*TASK PROMPT*
In the material below, find each line holding the string "this" and copy it.

# # # # # # #

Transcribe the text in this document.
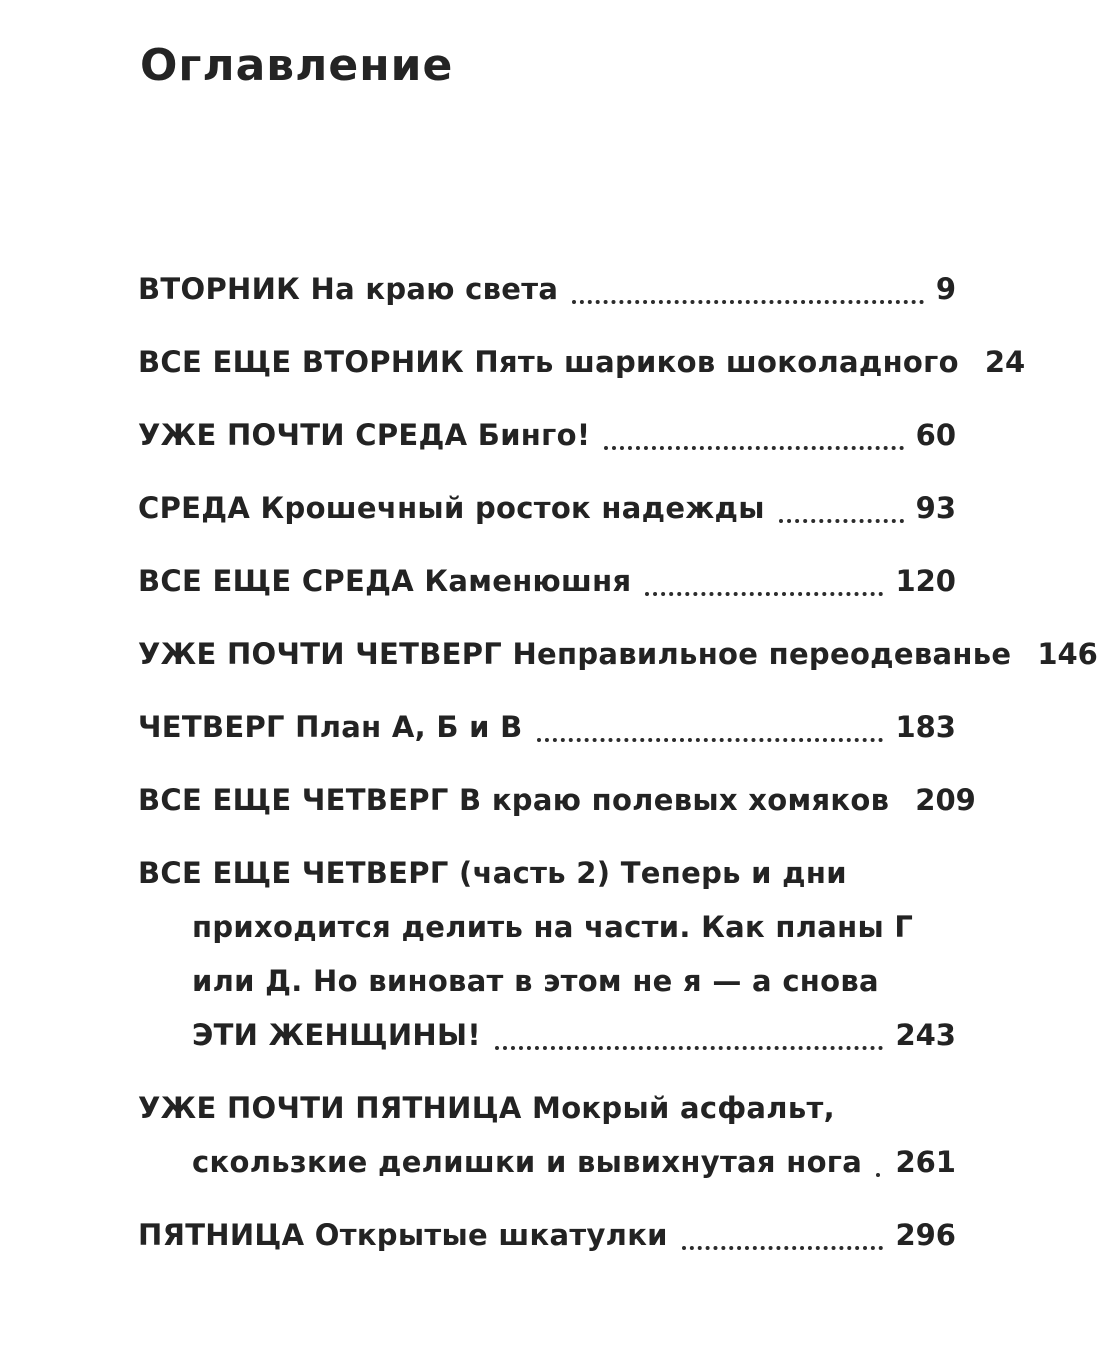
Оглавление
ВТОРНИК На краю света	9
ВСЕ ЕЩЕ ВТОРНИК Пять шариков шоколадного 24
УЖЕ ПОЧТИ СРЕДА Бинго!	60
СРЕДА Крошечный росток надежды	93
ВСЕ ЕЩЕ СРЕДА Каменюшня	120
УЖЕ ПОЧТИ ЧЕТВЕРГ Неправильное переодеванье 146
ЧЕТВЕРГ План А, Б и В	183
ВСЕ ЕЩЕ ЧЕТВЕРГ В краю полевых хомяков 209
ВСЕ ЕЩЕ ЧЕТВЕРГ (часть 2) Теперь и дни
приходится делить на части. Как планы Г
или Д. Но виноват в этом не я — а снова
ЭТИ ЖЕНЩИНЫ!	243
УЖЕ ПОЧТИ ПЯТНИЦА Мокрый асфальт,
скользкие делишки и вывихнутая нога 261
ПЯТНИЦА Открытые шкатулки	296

# # # # # # #

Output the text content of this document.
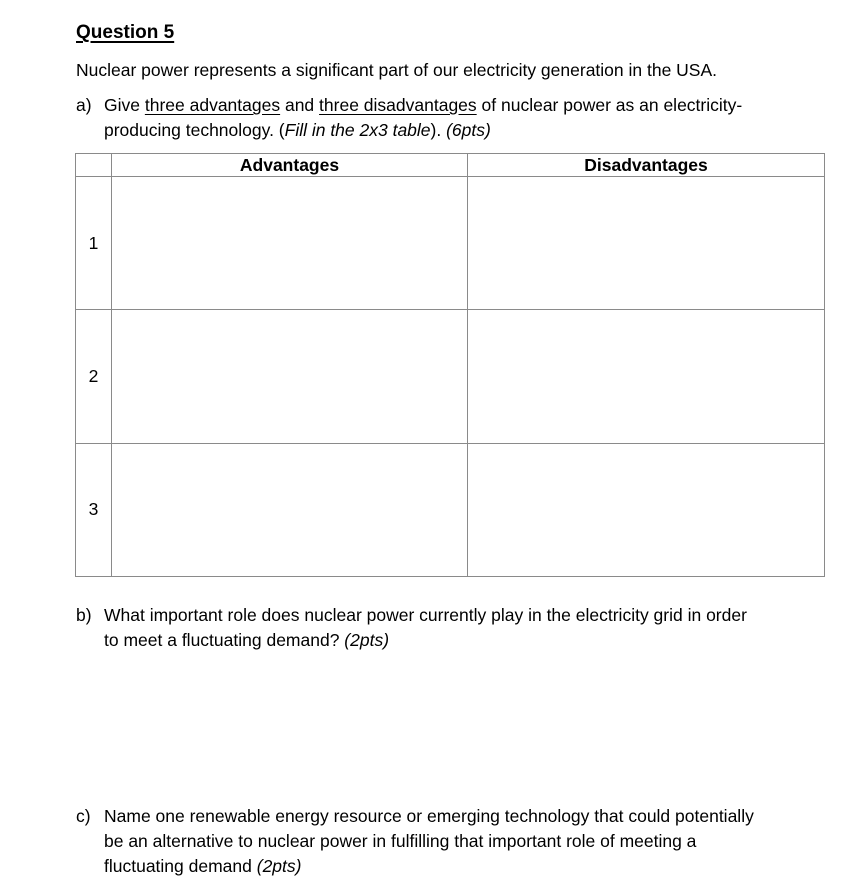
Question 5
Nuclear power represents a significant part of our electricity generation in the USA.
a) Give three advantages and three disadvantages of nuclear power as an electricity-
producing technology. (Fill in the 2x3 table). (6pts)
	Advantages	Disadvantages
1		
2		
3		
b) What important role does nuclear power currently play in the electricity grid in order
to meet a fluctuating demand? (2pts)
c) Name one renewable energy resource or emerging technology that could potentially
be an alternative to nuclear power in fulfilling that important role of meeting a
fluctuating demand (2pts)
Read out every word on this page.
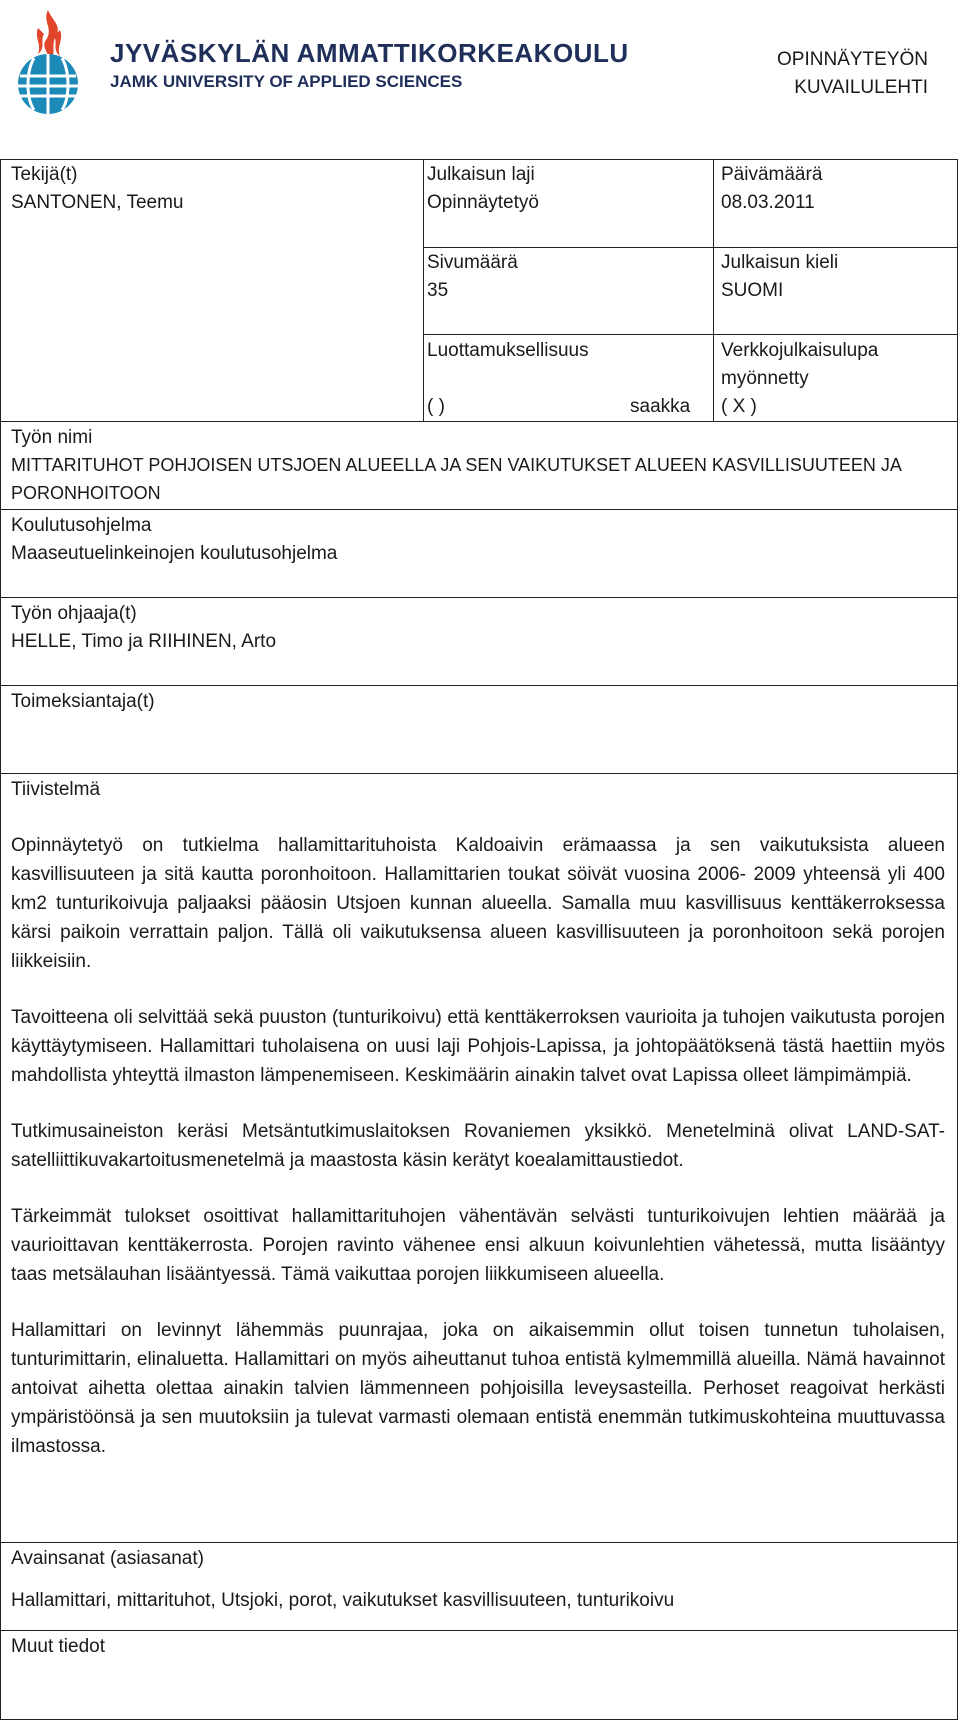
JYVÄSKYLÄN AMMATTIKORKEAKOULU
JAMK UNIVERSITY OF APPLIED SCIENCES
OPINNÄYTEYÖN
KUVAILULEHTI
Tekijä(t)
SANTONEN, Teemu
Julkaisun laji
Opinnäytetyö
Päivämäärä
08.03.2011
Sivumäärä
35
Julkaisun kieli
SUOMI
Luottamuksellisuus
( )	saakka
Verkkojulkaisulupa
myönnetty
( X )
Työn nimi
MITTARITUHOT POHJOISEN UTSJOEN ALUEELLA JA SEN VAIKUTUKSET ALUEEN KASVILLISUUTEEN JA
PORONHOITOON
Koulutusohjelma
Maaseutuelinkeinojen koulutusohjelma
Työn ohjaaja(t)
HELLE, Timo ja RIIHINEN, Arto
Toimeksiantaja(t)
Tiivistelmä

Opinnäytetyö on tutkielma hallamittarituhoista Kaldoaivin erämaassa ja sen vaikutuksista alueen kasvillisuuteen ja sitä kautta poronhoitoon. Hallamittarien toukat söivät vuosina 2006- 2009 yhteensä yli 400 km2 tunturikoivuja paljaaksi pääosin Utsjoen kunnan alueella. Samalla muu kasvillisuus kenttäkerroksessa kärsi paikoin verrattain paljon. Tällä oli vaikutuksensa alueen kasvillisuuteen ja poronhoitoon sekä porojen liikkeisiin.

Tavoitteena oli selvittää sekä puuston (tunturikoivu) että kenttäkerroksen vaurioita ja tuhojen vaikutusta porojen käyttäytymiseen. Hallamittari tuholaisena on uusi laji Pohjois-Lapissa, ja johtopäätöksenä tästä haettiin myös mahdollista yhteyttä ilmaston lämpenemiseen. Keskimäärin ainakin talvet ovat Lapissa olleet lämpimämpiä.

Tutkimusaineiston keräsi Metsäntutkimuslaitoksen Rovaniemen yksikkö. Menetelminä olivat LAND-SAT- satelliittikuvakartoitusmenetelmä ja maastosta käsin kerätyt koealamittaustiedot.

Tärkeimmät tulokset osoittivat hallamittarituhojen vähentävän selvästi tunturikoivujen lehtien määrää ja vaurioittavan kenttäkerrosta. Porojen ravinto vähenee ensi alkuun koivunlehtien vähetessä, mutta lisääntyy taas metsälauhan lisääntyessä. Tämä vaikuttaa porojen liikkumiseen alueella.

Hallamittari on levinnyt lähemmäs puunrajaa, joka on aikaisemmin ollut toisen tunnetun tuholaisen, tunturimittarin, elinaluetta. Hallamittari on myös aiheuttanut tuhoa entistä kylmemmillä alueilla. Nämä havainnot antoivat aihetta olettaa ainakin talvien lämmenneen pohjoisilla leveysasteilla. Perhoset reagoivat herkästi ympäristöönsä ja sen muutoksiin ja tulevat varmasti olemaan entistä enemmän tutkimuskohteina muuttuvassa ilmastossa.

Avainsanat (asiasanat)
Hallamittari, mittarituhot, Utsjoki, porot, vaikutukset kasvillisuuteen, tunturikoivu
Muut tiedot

# # # # # # #

*RESULT*
Transcribe the text in this document.
Output the text content of this document.
Read out every word on this page.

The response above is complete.